**SOURCE DATA**
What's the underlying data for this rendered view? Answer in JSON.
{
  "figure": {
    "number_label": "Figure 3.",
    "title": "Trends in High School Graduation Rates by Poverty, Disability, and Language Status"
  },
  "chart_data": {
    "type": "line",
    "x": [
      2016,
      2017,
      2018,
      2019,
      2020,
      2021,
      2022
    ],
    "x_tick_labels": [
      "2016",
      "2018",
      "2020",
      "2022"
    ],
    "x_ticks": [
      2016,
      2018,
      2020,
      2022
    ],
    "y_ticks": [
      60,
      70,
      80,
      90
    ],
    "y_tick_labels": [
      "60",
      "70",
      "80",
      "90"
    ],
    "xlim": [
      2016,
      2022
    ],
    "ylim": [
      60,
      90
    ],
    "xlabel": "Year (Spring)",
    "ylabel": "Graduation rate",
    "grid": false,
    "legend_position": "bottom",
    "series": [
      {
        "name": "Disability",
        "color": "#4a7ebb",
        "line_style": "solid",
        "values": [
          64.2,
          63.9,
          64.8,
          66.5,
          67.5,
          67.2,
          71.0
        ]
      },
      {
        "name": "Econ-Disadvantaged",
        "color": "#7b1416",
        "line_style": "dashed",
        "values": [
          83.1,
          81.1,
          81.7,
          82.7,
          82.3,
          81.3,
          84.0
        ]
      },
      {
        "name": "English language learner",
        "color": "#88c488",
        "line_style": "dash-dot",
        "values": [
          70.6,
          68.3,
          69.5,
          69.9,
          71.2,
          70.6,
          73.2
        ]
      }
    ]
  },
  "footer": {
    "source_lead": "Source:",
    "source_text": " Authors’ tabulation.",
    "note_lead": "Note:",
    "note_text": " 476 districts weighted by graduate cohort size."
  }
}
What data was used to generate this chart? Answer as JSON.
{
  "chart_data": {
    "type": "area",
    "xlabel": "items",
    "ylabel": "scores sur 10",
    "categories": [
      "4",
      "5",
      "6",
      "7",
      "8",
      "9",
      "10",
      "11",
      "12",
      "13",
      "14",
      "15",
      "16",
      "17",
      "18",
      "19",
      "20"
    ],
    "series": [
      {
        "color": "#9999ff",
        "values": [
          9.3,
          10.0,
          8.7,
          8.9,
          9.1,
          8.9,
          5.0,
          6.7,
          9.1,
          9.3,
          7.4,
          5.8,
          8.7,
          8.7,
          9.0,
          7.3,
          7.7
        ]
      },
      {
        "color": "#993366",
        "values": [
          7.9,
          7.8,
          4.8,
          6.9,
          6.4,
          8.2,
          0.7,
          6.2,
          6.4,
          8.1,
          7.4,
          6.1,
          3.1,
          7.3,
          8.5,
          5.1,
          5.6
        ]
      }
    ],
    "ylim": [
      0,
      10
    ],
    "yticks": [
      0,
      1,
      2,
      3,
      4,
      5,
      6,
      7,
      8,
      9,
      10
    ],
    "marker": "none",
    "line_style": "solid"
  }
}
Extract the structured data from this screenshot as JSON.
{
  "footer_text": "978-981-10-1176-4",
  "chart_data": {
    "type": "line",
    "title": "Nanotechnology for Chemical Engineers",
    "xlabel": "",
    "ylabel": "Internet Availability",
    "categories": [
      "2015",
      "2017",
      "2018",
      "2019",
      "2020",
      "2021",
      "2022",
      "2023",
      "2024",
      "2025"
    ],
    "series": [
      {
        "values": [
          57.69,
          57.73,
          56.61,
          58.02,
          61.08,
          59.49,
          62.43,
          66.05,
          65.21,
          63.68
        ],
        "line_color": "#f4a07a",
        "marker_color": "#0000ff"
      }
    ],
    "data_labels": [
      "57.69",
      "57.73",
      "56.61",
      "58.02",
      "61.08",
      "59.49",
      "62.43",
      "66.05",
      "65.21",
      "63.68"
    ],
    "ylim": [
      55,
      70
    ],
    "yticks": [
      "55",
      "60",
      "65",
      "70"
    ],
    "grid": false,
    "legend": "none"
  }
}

**SET TASK**
Scan the listing above for the word "ylabel" and copy every line that holds it.

**TASK OUTPUT**
    "ylabel": "Graduation rate",
    "ylabel": "scores sur 10",
    "ylabel": "Internet Availability",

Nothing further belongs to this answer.